Photo Credit: National Capital Commission


Research by: Samantha Miller

Edited by: Nicole Brekelmans

Case study compiled in 2019



Project:  Capital Illumination Plan

Type of Urban StrategyEcological Infrastructure 

Type of ProjectMaster plan / Lighting 

LocationOttawa & Gatineau, Ontario 

Date Designed/Planned: 2017

Construction Completed Goal: 2027


Senior Architect, Design and Land Use at the National Capital Commission:

Chris Hoyt

External Lighting Consultant:

Alain Guilhot (Alain Guilhot Lumière)

Landscape Architect:

Gérald Lajeunesse

Heritage Architect:

Georges Drolet (EVOQ Architecture)


The Capital Illumination Plan was approved by the Board of Directors on September 12, 2017. The concept is a long-term plan for the future, with a timeline that extends until 2027 and the implementation of the final plan already initiated. The Capital Illumination Plan represents the federal government's key statement on illuminating the core area of the National Capital region, including core parts of both Ottawa and Gatineau, and the Ottawa River. The Capital’s nightlight offers very memorable experiences for residents and visitors, showcasing its distinctive character while contributing to a sustainable future.


The plan attempts to not only enhance the Capital’s nighttime beauty and enrich nightlife experiences of residents and visitors, but it aims to promote environmentally responsible lighting practices. Some of the illumination projects that have already begun or have been completed are the Richmond Landing Shoreline, the National Holocaust Monument, Rideau Hall, and the National Arts Centre.


“Urban illumination is associated with safety and visual comfort, but also plays a role in a city’s image and attractiveness. Lighting technologies are evolving and the ability to illuminate architecture and urban features is improving. Sophisticated lighting designs are also increasingly used for special events. At the same time, illumination’s impact on the natural environment and human health is better understood. The wealth and beauty of the National Capital Region’s landscapes contribute to our nation’s strong and unique identity and should be showcased both day and night.”

[Page layout parsing data]
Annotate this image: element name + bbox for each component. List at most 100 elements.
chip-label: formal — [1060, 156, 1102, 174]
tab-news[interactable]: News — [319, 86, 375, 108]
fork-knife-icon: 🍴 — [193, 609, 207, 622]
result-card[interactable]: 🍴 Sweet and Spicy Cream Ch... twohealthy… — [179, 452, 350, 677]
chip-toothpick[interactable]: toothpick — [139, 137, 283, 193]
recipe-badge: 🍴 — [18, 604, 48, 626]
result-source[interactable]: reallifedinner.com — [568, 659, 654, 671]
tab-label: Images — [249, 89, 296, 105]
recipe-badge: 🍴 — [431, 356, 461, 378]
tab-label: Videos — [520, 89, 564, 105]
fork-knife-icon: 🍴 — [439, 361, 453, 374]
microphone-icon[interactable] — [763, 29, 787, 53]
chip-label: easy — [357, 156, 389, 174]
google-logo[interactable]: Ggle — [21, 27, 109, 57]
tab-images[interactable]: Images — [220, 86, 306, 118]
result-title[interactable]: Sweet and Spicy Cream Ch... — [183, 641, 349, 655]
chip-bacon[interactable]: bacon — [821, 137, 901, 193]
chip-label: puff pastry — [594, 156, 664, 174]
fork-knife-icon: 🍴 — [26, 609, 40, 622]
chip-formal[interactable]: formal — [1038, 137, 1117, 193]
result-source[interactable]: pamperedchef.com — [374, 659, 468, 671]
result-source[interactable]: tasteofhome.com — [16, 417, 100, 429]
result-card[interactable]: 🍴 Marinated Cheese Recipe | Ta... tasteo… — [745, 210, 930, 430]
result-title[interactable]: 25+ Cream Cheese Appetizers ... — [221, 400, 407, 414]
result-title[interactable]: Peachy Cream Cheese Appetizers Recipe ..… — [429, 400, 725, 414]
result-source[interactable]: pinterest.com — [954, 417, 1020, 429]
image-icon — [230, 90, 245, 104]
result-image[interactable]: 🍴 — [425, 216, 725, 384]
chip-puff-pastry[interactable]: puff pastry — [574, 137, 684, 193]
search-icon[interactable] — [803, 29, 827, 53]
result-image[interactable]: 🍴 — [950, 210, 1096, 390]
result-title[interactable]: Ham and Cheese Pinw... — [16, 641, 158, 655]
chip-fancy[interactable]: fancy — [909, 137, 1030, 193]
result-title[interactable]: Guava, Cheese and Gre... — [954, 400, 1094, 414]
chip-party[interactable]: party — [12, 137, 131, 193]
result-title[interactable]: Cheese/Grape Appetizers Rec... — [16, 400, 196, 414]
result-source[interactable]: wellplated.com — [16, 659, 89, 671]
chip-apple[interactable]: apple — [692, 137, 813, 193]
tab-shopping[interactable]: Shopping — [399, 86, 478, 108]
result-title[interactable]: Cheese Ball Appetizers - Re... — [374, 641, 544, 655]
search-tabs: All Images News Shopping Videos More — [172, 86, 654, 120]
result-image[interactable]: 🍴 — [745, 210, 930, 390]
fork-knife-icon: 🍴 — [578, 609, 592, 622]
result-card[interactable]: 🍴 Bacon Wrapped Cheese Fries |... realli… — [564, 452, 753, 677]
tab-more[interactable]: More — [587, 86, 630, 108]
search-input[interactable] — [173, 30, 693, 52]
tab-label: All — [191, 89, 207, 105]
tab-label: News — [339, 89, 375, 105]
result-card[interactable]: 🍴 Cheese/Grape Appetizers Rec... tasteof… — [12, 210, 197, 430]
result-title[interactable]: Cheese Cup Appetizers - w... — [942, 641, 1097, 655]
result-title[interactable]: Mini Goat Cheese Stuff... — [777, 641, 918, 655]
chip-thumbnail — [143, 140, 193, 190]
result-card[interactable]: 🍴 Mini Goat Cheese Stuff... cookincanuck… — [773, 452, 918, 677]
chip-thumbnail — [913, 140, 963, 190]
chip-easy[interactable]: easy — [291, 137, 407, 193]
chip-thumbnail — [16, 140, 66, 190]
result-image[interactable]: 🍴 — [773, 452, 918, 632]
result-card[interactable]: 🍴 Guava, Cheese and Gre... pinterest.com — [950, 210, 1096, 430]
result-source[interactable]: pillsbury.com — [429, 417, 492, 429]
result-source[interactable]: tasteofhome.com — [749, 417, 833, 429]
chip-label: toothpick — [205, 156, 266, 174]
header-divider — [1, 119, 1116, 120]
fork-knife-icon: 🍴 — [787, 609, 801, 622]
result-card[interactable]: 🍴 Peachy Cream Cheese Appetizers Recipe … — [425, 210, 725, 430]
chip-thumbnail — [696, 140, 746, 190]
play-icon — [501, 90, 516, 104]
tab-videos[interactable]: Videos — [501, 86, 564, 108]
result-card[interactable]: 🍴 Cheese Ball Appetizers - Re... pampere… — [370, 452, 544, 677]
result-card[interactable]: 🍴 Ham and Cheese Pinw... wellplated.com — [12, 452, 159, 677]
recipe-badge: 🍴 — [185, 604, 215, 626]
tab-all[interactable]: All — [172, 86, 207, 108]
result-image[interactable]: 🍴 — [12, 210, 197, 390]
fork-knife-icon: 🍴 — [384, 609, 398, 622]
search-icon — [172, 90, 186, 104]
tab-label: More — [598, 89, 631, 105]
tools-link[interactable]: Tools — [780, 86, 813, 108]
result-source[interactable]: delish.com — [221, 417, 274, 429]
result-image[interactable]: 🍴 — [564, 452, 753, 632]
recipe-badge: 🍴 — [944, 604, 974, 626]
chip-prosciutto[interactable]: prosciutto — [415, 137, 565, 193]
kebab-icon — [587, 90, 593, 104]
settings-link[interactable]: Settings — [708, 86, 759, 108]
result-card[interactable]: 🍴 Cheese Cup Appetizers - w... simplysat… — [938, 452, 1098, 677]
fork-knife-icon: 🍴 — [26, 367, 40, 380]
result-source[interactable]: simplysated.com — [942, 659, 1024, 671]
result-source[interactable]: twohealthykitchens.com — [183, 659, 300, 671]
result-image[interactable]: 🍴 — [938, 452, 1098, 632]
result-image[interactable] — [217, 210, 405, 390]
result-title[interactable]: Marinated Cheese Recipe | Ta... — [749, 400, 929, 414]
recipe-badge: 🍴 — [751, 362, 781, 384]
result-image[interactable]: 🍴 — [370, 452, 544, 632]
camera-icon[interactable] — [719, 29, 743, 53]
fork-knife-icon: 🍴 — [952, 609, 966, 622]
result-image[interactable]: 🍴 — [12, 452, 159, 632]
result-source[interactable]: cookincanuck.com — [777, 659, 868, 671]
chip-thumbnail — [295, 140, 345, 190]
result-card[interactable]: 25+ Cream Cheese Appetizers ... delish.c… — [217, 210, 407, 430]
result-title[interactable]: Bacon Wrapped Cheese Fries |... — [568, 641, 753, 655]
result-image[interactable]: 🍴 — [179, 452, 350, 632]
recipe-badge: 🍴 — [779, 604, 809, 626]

Tasks to perform »
[1] Answer these questions using the Capital Illumination Plan case study:
(a) Who is listed as the heritage architect?
(b) On what date did the Board of Directors approve the plan?
(c) What year is given as the construction completion goal?
[2] Quote the Capital Illumination Plan case study from "Georges Drolet (EVOQ" up to and including "a sustainable future.".

Results for each task »
[1]
(a) Georges Drolet (EVOQ Architecture)
(b) September 12, 2017
(c) 2027

[2]
Georges Drolet (EVOQ Architecture)


The Capital Illumination Plan was approved by the Board of Directors on September 12, 2017. The concept is a long-term plan for the future, with a timeline that extends until 2027 and the implementation of the final plan already initiated. The Capital Illumination Plan represents the federal government's key statement on illuminating the core area of the National Capital region, including core parts of both Ottawa and Gatineau, and the Ottawa River. The Capital’s nightlight offers very memorable experiences for residents and visitors, showcasing its distinctive character while contributing to a sustainable future.